> **Exercise**: Go through the listing and write out all of it exactly.

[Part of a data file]

****************

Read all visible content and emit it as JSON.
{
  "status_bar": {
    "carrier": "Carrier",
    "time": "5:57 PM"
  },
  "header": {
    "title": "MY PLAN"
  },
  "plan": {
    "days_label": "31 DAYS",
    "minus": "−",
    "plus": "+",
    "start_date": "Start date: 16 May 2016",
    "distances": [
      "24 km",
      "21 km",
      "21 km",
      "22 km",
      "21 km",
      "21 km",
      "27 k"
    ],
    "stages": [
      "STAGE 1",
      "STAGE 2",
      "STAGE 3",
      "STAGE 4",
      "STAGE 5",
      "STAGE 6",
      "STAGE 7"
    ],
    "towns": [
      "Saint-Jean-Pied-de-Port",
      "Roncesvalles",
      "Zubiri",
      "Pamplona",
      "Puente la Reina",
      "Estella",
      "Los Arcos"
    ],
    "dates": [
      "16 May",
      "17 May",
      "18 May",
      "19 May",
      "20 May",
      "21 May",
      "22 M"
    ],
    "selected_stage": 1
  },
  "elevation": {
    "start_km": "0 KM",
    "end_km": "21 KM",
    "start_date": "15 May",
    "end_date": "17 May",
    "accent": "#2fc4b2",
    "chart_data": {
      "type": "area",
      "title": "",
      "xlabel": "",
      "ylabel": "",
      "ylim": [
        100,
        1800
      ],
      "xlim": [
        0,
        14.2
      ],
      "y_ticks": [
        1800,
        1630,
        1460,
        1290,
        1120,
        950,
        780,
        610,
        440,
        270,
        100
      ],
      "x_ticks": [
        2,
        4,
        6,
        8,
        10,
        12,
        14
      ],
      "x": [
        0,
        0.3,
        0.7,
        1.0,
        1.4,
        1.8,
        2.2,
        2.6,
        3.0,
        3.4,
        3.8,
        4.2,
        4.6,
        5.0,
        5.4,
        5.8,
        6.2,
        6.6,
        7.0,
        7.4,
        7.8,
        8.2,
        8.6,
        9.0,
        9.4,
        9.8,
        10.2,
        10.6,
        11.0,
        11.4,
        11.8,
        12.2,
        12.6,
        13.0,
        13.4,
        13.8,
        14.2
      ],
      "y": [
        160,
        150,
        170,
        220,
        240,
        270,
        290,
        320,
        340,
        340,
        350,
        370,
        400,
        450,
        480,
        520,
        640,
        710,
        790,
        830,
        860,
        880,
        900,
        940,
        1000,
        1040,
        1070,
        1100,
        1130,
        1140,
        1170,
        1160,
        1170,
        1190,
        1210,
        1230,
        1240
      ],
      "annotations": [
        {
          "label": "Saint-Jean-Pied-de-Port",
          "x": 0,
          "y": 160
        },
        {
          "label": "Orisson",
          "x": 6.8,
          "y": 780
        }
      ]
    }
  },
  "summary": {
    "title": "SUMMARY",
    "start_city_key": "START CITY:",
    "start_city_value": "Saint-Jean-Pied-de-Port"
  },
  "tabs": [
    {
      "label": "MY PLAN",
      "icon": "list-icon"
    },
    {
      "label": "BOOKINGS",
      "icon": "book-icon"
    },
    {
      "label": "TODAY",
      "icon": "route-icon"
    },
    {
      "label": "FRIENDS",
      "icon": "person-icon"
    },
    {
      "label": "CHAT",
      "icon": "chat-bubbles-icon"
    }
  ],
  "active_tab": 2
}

****************

> **Written answer**:
Read all visible content and emit it as JSON.
{
  "status_bar": {
    "carrier": "Carrier",
    "time": "5:57 PM"
  },
  "header": {
    "title": "MY PLAN"
  },
  "plan": {
    "days_label": "31 DAYS",
    "minus": "−",
    "plus": "+",
    "start_date": "Start date: 16 May 2016",
    "distances": [
      "24 km",
      "21 km",
      "21 km",
      "22 km",
      "21 km",
      "21 km",
      "27 k"
    ],
    "stages": [
      "STAGE 1",
      "STAGE 2",
      "STAGE 3",
      "STAGE 4",
      "STAGE 5",
      "STAGE 6",
      "STAGE 7"
    ],
    "towns": [
      "Saint-Jean-Pied-de-Port",
      "Roncesvalles",
      "Zubiri",
      "Pamplona",
      "Puente la Reina",
      "Estella",
      "Los Arcos"
    ],
    "dates": [
      "16 May",
      "17 May",
      "18 May",
      "19 May",
      "20 May",
      "21 May",
      "22 M"
    ],
    "selected_stage": 1
  },
  "elevation": {
    "start_km": "0 KM",
    "end_km": "21 KM",
    "start_date": "15 May",
    "end_date": "17 May",
    "accent": "#2fc4b2",
    "chart_data": {
      "type": "area",
      "title": "",
      "xlabel": "",
      "ylabel": "",
      "ylim": [
        100,
        1800
      ],
      "xlim": [
        0,
        14.2
      ],
      "y_ticks": [
        1800,
        1630,
        1460,
        1290,
        1120,
        950,
        780,
        610,
        440,
        270,
        100
      ],
      "x_ticks": [
        2,
        4,
        6,
        8,
        10,
        12,
        14
      ],
      "x": [
        0,
        0.3,
        0.7,
        1.0,
        1.4,
        1.8,
        2.2,
        2.6,
        3.0,
        3.4,
        3.8,
        4.2,
        4.6,
        5.0,
        5.4,
        5.8,
        6.2,
        6.6,
        7.0,
        7.4,
        7.8,
        8.2,
        8.6,
        9.0,
        9.4,
        9.8,
        10.2,
        10.6,
        11.0,
        11.4,
        11.8,
        12.2,
        12.6,
        13.0,
        13.4,
        13.8,
        14.2
      ],
      "y": [
        160,
        150,
        170,
        220,
        240,
        270,
        290,
        320,
        340,
        340,
        350,
        370,
        400,
        450,
        480,
        520,
        640,
        710,
        790,
        830,
        860,
        880,
        900,
        940,
        1000,
        1040,
        1070,
        1100,
        1130,
        1140,
        1170,
        1160,
        1170,
        1190,
        1210,
        1230,
        1240
      ],
      "annotations": [
        {
          "label": "Saint-Jean-Pied-de-Port",
          "x": 0,
          "y": 160
        },
        {
          "label": "Orisson",
          "x": 6.8,
          "y": 780
        }
      ]
    }
  },
  "summary": {
    "title": "SUMMARY",
    "start_city_key": "START CITY:",
    "start_city_value": "Saint-Jean-Pied-de-Port"
  },
  "tabs": [
    {
      "label": "MY PLAN",
      "icon": "list-icon"
    },
    {
      "label": "BOOKINGS",
      "icon": "book-icon"
    },
    {
      "label": "TODAY",
      "icon": "route-icon"
    },
    {
      "label": "FRIENDS",
      "icon": "person-icon"
    },
    {
      "label": "CHAT",
      "icon": "chat-bubbles-icon"
    }
  ],
  "active_tab": 2
}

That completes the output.